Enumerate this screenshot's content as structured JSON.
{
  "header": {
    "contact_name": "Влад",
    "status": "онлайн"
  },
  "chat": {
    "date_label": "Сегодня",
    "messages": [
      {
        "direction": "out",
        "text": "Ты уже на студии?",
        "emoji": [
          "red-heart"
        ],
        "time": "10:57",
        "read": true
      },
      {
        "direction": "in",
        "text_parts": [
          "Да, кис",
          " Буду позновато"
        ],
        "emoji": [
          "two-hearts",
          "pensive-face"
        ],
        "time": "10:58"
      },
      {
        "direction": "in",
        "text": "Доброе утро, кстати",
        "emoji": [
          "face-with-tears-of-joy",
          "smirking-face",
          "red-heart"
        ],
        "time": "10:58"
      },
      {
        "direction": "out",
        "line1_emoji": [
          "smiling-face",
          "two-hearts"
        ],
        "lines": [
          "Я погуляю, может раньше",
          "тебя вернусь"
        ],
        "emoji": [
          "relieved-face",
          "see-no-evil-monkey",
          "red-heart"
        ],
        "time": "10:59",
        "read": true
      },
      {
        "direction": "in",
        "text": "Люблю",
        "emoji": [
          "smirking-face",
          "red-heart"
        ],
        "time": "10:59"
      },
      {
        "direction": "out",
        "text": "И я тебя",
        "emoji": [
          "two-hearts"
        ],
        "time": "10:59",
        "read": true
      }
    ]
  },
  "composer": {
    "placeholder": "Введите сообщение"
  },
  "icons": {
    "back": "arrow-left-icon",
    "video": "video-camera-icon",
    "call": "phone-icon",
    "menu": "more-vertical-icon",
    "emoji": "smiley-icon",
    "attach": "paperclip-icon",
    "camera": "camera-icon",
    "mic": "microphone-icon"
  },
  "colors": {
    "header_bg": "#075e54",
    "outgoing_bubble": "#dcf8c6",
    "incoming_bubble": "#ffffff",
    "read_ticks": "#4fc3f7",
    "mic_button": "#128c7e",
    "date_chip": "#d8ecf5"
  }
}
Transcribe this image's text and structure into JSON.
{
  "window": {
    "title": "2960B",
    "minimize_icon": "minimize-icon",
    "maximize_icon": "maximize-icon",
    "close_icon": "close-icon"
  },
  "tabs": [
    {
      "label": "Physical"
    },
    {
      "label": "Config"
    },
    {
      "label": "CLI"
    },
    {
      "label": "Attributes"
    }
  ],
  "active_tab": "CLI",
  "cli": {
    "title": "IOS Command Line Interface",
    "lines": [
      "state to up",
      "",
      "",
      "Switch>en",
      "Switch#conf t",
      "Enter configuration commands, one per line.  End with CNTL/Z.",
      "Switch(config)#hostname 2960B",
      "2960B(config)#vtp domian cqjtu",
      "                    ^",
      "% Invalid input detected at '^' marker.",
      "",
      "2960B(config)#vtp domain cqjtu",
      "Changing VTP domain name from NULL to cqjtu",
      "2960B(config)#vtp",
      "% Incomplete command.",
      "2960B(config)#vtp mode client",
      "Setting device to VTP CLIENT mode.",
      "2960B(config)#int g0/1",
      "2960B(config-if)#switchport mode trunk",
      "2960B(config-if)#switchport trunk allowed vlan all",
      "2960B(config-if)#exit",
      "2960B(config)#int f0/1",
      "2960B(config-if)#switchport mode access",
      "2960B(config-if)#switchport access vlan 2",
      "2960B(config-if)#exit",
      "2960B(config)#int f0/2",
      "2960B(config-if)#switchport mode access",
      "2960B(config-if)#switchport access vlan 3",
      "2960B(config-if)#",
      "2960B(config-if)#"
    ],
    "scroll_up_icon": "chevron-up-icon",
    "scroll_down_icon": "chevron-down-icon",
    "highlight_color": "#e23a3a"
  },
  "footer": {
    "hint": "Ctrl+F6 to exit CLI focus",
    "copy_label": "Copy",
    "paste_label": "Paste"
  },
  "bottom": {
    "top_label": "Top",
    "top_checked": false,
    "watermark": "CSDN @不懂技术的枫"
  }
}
.....
→ Written problem: Only lines that contain the word "cqjtu" are wanted; copy each of them.

→ Final result:
      "2960B(config)#vtp domian cqjtu",
      "2960B(config)#vtp domain cqjtu",
      "Changing VTP domain name from NULL to cqjtu",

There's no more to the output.